Some records:
■ ■ ■ ■ ■ ■ ■

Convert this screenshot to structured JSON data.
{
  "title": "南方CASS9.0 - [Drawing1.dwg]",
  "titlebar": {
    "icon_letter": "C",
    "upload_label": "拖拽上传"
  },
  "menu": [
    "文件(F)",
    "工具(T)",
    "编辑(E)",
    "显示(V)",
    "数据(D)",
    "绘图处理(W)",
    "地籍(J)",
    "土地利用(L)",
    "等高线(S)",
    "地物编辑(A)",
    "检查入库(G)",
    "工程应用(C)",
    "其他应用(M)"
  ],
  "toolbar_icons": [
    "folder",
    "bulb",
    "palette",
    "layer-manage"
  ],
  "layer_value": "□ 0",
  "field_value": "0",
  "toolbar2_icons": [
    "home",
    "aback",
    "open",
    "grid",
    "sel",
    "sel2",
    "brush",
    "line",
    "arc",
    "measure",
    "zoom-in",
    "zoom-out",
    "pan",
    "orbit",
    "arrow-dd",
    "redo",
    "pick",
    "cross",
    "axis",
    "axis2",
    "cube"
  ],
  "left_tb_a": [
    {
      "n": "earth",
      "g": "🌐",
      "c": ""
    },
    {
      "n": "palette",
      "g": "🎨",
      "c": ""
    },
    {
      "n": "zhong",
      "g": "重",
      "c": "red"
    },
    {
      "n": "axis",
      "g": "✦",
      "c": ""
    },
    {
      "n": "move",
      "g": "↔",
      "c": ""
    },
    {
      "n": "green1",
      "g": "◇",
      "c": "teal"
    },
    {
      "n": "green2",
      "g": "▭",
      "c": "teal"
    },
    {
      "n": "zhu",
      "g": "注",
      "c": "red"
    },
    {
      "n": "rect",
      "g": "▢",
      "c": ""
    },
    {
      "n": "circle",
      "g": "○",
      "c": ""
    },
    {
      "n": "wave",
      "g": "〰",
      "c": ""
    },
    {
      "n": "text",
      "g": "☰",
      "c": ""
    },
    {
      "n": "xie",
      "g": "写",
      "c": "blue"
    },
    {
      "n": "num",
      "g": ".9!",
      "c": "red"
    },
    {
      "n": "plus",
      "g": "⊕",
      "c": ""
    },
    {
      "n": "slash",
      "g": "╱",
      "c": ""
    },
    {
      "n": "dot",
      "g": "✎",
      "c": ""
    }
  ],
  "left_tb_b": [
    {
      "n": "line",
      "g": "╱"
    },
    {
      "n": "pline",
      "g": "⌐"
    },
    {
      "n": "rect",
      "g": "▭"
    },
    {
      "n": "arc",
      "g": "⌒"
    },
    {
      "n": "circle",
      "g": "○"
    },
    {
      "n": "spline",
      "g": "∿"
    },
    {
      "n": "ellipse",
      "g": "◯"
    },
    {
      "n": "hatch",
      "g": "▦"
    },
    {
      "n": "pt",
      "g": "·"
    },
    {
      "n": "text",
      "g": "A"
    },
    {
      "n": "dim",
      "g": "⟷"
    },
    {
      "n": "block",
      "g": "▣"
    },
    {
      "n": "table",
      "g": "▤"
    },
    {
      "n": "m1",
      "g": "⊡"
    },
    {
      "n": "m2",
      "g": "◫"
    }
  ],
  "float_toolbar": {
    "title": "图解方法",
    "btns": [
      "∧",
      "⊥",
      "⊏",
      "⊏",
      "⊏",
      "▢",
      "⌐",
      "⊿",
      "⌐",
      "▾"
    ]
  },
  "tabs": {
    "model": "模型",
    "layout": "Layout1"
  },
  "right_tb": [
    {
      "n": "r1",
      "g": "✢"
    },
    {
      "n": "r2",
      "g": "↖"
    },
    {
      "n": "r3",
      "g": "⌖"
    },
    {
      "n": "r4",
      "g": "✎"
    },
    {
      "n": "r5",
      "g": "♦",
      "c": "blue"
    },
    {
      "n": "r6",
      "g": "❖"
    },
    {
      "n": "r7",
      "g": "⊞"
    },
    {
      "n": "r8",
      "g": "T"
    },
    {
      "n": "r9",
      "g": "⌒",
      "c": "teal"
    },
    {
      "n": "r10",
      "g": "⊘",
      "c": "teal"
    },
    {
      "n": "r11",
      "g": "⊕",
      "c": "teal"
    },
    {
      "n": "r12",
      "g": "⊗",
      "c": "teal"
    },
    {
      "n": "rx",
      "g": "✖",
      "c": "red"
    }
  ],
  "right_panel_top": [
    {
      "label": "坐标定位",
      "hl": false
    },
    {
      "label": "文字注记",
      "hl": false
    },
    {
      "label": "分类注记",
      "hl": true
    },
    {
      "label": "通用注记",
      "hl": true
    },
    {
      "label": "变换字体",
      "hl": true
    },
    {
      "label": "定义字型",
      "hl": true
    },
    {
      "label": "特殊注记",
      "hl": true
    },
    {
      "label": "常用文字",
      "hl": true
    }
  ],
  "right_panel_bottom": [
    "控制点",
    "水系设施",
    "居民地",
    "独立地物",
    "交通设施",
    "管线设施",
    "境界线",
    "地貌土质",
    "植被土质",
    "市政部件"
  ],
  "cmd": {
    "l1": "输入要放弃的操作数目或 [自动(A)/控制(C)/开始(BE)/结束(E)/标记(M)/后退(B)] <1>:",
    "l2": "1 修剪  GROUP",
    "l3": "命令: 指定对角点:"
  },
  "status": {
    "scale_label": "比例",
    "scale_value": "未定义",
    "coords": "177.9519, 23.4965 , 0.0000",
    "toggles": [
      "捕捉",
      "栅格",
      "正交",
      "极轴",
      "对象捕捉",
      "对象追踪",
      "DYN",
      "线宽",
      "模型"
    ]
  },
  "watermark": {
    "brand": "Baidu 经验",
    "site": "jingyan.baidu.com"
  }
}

■ ■ ■ ■ ■ ■ ■

PROBLEM DETAILS: Print the records once more, exactly as they were given.

TASK ANSWER:
Convert this screenshot to structured JSON data.
{
  "title": "南方CASS9.0 - [Drawing1.dwg]",
  "titlebar": {
    "icon_letter": "C",
    "upload_label": "拖拽上传"
  },
  "menu": [
    "文件(F)",
    "工具(T)",
    "编辑(E)",
    "显示(V)",
    "数据(D)",
    "绘图处理(W)",
    "地籍(J)",
    "土地利用(L)",
    "等高线(S)",
    "地物编辑(A)",
    "检查入库(G)",
    "工程应用(C)",
    "其他应用(M)"
  ],
  "toolbar_icons": [
    "folder",
    "bulb",
    "palette",
    "layer-manage"
  ],
  "layer_value": "□ 0",
  "field_value": "0",
  "toolbar2_icons": [
    "home",
    "aback",
    "open",
    "grid",
    "sel",
    "sel2",
    "brush",
    "line",
    "arc",
    "measure",
    "zoom-in",
    "zoom-out",
    "pan",
    "orbit",
    "arrow-dd",
    "redo",
    "pick",
    "cross",
    "axis",
    "axis2",
    "cube"
  ],
  "left_tb_a": [
    {
      "n": "earth",
      "g": "🌐",
      "c": ""
    },
    {
      "n": "palette",
      "g": "🎨",
      "c": ""
    },
    {
      "n": "zhong",
      "g": "重",
      "c": "red"
    },
    {
      "n": "axis",
      "g": "✦",
      "c": ""
    },
    {
      "n": "move",
      "g": "↔",
      "c": ""
    },
    {
      "n": "green1",
      "g": "◇",
      "c": "teal"
    },
    {
      "n": "green2",
      "g": "▭",
      "c": "teal"
    },
    {
      "n": "zhu",
      "g": "注",
      "c": "red"
    },
    {
      "n": "rect",
      "g": "▢",
      "c": ""
    },
    {
      "n": "circle",
      "g": "○",
      "c": ""
    },
    {
      "n": "wave",
      "g": "〰",
      "c": ""
    },
    {
      "n": "text",
      "g": "☰",
      "c": ""
    },
    {
      "n": "xie",
      "g": "写",
      "c": "blue"
    },
    {
      "n": "num",
      "g": ".9!",
      "c": "red"
    },
    {
      "n": "plus",
      "g": "⊕",
      "c": ""
    },
    {
      "n": "slash",
      "g": "╱",
      "c": ""
    },
    {
      "n": "dot",
      "g": "✎",
      "c": ""
    }
  ],
  "left_tb_b": [
    {
      "n": "line",
      "g": "╱"
    },
    {
      "n": "pline",
      "g": "⌐"
    },
    {
      "n": "rect",
      "g": "▭"
    },
    {
      "n": "arc",
      "g": "⌒"
    },
    {
      "n": "circle",
      "g": "○"
    },
    {
      "n": "spline",
      "g": "∿"
    },
    {
      "n": "ellipse",
      "g": "◯"
    },
    {
      "n": "hatch",
      "g": "▦"
    },
    {
      "n": "pt",
      "g": "·"
    },
    {
      "n": "text",
      "g": "A"
    },
    {
      "n": "dim",
      "g": "⟷"
    },
    {
      "n": "block",
      "g": "▣"
    },
    {
      "n": "table",
      "g": "▤"
    },
    {
      "n": "m1",
      "g": "⊡"
    },
    {
      "n": "m2",
      "g": "◫"
    }
  ],
  "float_toolbar": {
    "title": "图解方法",
    "btns": [
      "∧",
      "⊥",
      "⊏",
      "⊏",
      "⊏",
      "▢",
      "⌐",
      "⊿",
      "⌐",
      "▾"
    ]
  },
  "tabs": {
    "model": "模型",
    "layout": "Layout1"
  },
  "right_tb": [
    {
      "n": "r1",
      "g": "✢"
    },
    {
      "n": "r2",
      "g": "↖"
    },
    {
      "n": "r3",
      "g": "⌖"
    },
    {
      "n": "r4",
      "g": "✎"
    },
    {
      "n": "r5",
      "g": "♦",
      "c": "blue"
    },
    {
      "n": "r6",
      "g": "❖"
    },
    {
      "n": "r7",
      "g": "⊞"
    },
    {
      "n": "r8",
      "g": "T"
    },
    {
      "n": "r9",
      "g": "⌒",
      "c": "teal"
    },
    {
      "n": "r10",
      "g": "⊘",
      "c": "teal"
    },
    {
      "n": "r11",
      "g": "⊕",
      "c": "teal"
    },
    {
      "n": "r12",
      "g": "⊗",
      "c": "teal"
    },
    {
      "n": "rx",
      "g": "✖",
      "c": "red"
    }
  ],
  "right_panel_top": [
    {
      "label": "坐标定位",
      "hl": false
    },
    {
      "label": "文字注记",
      "hl": false
    },
    {
      "label": "分类注记",
      "hl": true
    },
    {
      "label": "通用注记",
      "hl": true
    },
    {
      "label": "变换字体",
      "hl": true
    },
    {
      "label": "定义字型",
      "hl": true
    },
    {
      "label": "特殊注记",
      "hl": true
    },
    {
      "label": "常用文字",
      "hl": true
    }
  ],
  "right_panel_bottom": [
    "控制点",
    "水系设施",
    "居民地",
    "独立地物",
    "交通设施",
    "管线设施",
    "境界线",
    "地貌土质",
    "植被土质",
    "市政部件"
  ],
  "cmd": {
    "l1": "输入要放弃的操作数目或 [自动(A)/控制(C)/开始(BE)/结束(E)/标记(M)/后退(B)] <1>:",
    "l2": "1 修剪  GROUP",
    "l3": "命令: 指定对角点:"
  },
  "status": {
    "scale_label": "比例",
    "scale_value": "未定义",
    "coords": "177.9519, 23.4965 , 0.0000",
    "toggles": [
      "捕捉",
      "栅格",
      "正交",
      "极轴",
      "对象捕捉",
      "对象追踪",
      "DYN",
      "线宽",
      "模型"
    ]
  },
  "watermark": {
    "brand": "Baidu 经验",
    "site": "jingyan.baidu.com"
  }
}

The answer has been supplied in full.